• **PROBLEM REQUIREMENTS**: Give the material once more, word for word, without any images.

• **AVAILABLE RECORDS**:
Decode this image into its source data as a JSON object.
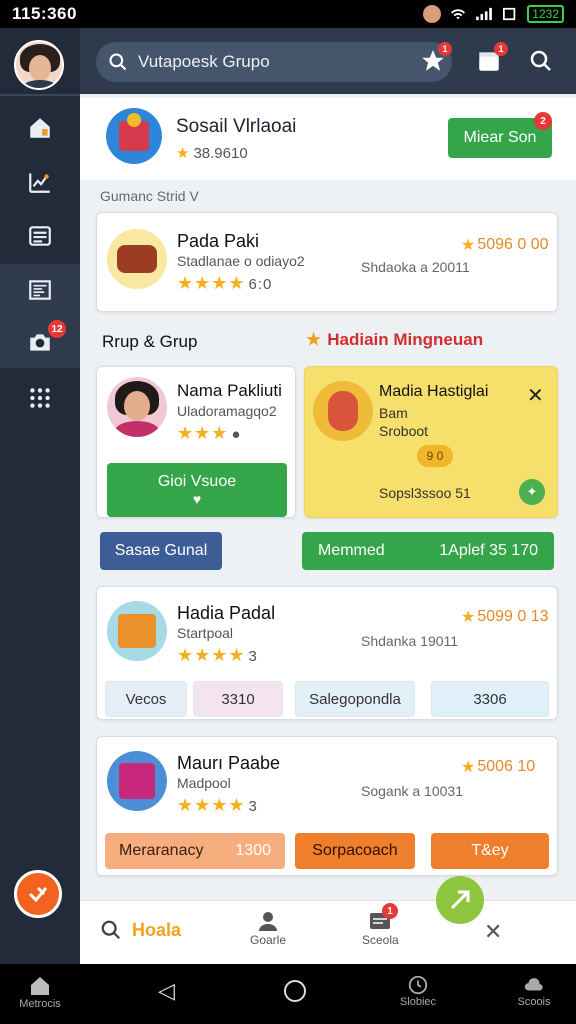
{
  "status": {
    "time": "115:360",
    "battery": "1232"
  },
  "rail": {
    "items": [
      {
        "name": "home-icon"
      },
      {
        "name": "chart-icon"
      },
      {
        "name": "list-icon"
      },
      {
        "name": "document-icon"
      },
      {
        "name": "camera-icon",
        "badge": "12"
      },
      {
        "name": "apps-icon"
      }
    ]
  },
  "search": {
    "placeholder": "Vutapoesk Grupo",
    "star_badge": "1",
    "bag_badge": "1"
  },
  "header": {
    "title": "Sosail Vlrlaoai",
    "rating": "38.9610",
    "button": "Miear Son",
    "button_badge": "2"
  },
  "section1": {
    "label": "Gumanc Strid V"
  },
  "card1": {
    "title": "Pada Paki",
    "sub": "Stadlanae o odiayo2",
    "rating": "6:0",
    "price": "5096 0 00",
    "meta": "Shdaoka a 20011"
  },
  "section2": {
    "left": "Rrup & Grup",
    "right": "Hadiain Mingneuan"
  },
  "profile": {
    "name": "Nama Pakliuti",
    "sub": "Uladoramagqo2",
    "btn": "Gioi Vsuoe"
  },
  "promo": {
    "title": "Madia Hastiglai",
    "line1": "Bam",
    "line2": "Sroboot",
    "coin": "9 0",
    "footer": "Sopsl3ssoo 51"
  },
  "row_actions": {
    "left": "Sasae Gunal",
    "right_label": "Memmed",
    "right_value": "1Aplef 35 170"
  },
  "card2": {
    "title": "Hadia Padal",
    "sub": "Startpoal",
    "rating": "3",
    "price": "5099 0 13",
    "meta": "Shdanka 19011",
    "chips": [
      "Vecos",
      "3310",
      "Salegopondla",
      "3306"
    ]
  },
  "card3": {
    "title": "Maurı Paabe",
    "sub": "Madpool",
    "rating": "3",
    "price": "5006 10",
    "meta": "Sogank a 10031",
    "actions": [
      "Meraranacy",
      "1300",
      "Sorpacoach",
      "T&ey"
    ]
  },
  "bottom": {
    "search_label": "Hoala",
    "tab1": "Goarle",
    "tab2": "Sceola",
    "tab2_badge": "1"
  },
  "navbar": {
    "left": "Metrocis",
    "mid1": "Slobiec",
    "mid2": "Scoois"
  }
}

• **COMPLETE RESPONSE**:
Decode this image into its source data as a JSON object.
{
  "status": {
    "time": "115:360",
    "battery": "1232"
  },
  "rail": {
    "items": [
      {
        "name": "home-icon"
      },
      {
        "name": "chart-icon"
      },
      {
        "name": "list-icon"
      },
      {
        "name": "document-icon"
      },
      {
        "name": "camera-icon",
        "badge": "12"
      },
      {
        "name": "apps-icon"
      }
    ]
  },
  "search": {
    "placeholder": "Vutapoesk Grupo",
    "star_badge": "1",
    "bag_badge": "1"
  },
  "header": {
    "title": "Sosail Vlrlaoai",
    "rating": "38.9610",
    "button": "Miear Son",
    "button_badge": "2"
  },
  "section1": {
    "label": "Gumanc Strid V"
  },
  "card1": {
    "title": "Pada Paki",
    "sub": "Stadlanae o odiayo2",
    "rating": "6:0",
    "price": "5096 0 00",
    "meta": "Shdaoka a 20011"
  },
  "section2": {
    "left": "Rrup & Grup",
    "right": "Hadiain Mingneuan"
  },
  "profile": {
    "name": "Nama Pakliuti",
    "sub": "Uladoramagqo2",
    "btn": "Gioi Vsuoe"
  },
  "promo": {
    "title": "Madia Hastiglai",
    "line1": "Bam",
    "line2": "Sroboot",
    "coin": "9 0",
    "footer": "Sopsl3ssoo 51"
  },
  "row_actions": {
    "left": "Sasae Gunal",
    "right_label": "Memmed",
    "right_value": "1Aplef 35 170"
  },
  "card2": {
    "title": "Hadia Padal",
    "sub": "Startpoal",
    "rating": "3",
    "price": "5099 0 13",
    "meta": "Shdanka 19011",
    "chips": [
      "Vecos",
      "3310",
      "Salegopondla",
      "3306"
    ]
  },
  "card3": {
    "title": "Maurı Paabe",
    "sub": "Madpool",
    "rating": "3",
    "price": "5006 10",
    "meta": "Sogank a 10031",
    "actions": [
      "Meraranacy",
      "1300",
      "Sorpacoach",
      "T&ey"
    ]
  },
  "bottom": {
    "search_label": "Hoala",
    "tab1": "Goarle",
    "tab2": "Sceola",
    "tab2_badge": "1"
  },
  "navbar": {
    "left": "Metrocis",
    "mid1": "Slobiec",
    "mid2": "Scoois"
  }
}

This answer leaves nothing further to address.